● WHAT NEEDS TO BE DONE: Copy each line that contains the word "Answer".

[Data entries for graphics]

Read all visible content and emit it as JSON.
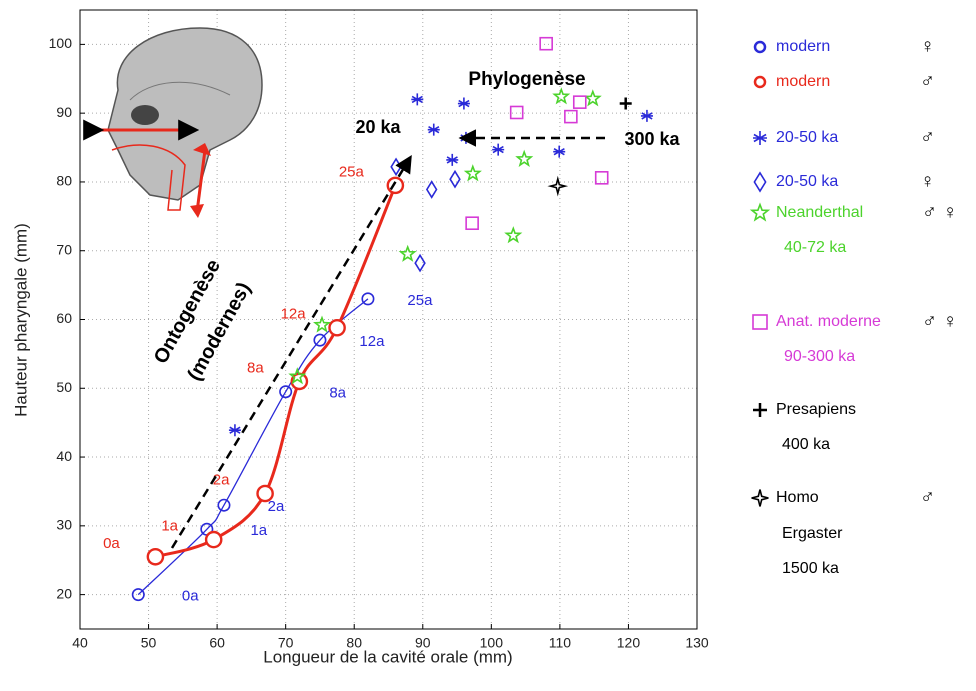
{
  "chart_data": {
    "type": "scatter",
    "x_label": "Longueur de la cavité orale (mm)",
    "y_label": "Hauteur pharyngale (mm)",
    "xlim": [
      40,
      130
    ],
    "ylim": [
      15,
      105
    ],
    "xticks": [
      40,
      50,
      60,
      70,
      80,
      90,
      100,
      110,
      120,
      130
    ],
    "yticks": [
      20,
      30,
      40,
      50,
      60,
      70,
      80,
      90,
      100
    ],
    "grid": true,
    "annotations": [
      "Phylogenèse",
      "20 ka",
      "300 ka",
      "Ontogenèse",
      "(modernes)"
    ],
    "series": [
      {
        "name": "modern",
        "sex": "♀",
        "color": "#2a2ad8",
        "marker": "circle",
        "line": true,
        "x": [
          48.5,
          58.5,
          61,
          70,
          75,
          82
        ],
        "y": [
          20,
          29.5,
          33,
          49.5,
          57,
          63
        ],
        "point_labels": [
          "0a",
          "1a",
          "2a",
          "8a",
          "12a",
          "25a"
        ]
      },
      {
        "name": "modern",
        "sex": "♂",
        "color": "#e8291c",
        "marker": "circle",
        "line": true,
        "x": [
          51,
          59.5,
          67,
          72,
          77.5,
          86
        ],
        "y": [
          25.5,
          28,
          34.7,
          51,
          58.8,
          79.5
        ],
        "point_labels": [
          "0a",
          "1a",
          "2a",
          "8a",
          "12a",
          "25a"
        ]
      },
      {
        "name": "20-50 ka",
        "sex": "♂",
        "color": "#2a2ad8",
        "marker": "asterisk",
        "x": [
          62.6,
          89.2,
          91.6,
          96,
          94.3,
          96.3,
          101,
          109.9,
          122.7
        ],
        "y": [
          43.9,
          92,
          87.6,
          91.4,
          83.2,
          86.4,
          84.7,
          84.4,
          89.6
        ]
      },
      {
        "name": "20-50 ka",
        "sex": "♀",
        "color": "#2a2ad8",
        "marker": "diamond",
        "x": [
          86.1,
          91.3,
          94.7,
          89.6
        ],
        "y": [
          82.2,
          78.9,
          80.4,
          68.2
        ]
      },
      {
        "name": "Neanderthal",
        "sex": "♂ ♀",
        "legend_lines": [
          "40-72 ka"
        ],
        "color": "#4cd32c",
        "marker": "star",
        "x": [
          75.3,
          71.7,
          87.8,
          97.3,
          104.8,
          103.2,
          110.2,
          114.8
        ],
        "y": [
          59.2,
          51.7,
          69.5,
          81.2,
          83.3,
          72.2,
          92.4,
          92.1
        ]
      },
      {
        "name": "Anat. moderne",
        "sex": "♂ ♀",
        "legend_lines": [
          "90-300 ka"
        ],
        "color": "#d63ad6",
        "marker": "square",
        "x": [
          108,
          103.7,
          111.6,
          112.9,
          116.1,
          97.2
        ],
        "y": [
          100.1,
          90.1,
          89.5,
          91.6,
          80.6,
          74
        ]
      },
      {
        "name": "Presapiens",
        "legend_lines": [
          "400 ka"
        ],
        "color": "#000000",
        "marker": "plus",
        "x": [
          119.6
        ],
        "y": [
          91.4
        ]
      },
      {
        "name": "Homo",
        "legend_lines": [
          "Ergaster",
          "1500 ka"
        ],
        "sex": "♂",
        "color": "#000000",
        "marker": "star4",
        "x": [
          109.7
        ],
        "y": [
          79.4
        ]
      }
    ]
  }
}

* * *

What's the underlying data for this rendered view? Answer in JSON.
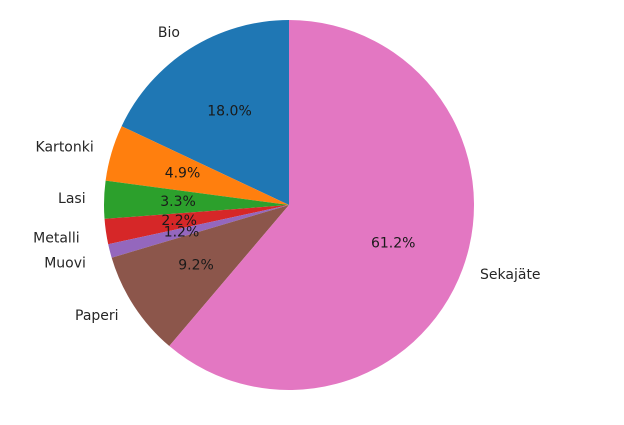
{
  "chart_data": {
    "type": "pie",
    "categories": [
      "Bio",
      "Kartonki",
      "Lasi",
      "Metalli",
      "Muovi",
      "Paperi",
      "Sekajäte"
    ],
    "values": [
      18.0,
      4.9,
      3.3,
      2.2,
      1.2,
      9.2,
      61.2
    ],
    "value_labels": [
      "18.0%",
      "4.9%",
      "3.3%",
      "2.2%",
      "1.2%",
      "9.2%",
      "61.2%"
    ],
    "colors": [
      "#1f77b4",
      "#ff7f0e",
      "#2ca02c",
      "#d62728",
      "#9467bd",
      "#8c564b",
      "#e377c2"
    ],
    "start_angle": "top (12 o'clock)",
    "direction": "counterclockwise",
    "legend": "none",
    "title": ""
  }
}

--

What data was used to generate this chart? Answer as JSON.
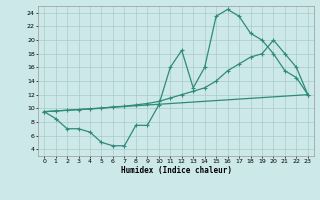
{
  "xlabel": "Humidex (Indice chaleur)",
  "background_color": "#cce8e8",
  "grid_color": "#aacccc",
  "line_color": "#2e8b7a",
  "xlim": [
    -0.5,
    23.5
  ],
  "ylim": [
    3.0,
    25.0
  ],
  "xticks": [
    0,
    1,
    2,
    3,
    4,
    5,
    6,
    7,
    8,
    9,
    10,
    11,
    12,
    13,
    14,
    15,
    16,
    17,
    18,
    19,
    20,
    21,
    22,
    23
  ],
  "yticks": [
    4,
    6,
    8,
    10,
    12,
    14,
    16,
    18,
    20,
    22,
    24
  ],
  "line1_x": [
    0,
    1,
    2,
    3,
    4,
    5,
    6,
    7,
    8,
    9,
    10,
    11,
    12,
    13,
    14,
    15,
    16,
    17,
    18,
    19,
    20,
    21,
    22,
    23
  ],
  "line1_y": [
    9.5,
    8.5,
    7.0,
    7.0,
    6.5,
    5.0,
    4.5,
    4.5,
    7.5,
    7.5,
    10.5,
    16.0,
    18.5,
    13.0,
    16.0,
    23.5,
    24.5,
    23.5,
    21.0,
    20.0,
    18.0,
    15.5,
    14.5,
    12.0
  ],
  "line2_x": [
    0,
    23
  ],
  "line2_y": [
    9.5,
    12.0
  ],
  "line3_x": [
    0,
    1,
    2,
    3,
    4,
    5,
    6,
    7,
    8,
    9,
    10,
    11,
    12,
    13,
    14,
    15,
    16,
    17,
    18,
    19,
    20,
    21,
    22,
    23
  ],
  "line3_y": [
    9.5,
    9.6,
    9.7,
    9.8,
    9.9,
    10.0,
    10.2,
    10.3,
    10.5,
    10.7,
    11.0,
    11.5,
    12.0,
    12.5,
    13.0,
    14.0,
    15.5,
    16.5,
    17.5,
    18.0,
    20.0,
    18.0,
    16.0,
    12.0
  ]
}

● WRITTEN RESPONSE:
What's the underlying data for this rendered view? Answer in JSON.
What data was used to generate this chart? Answer as JSON.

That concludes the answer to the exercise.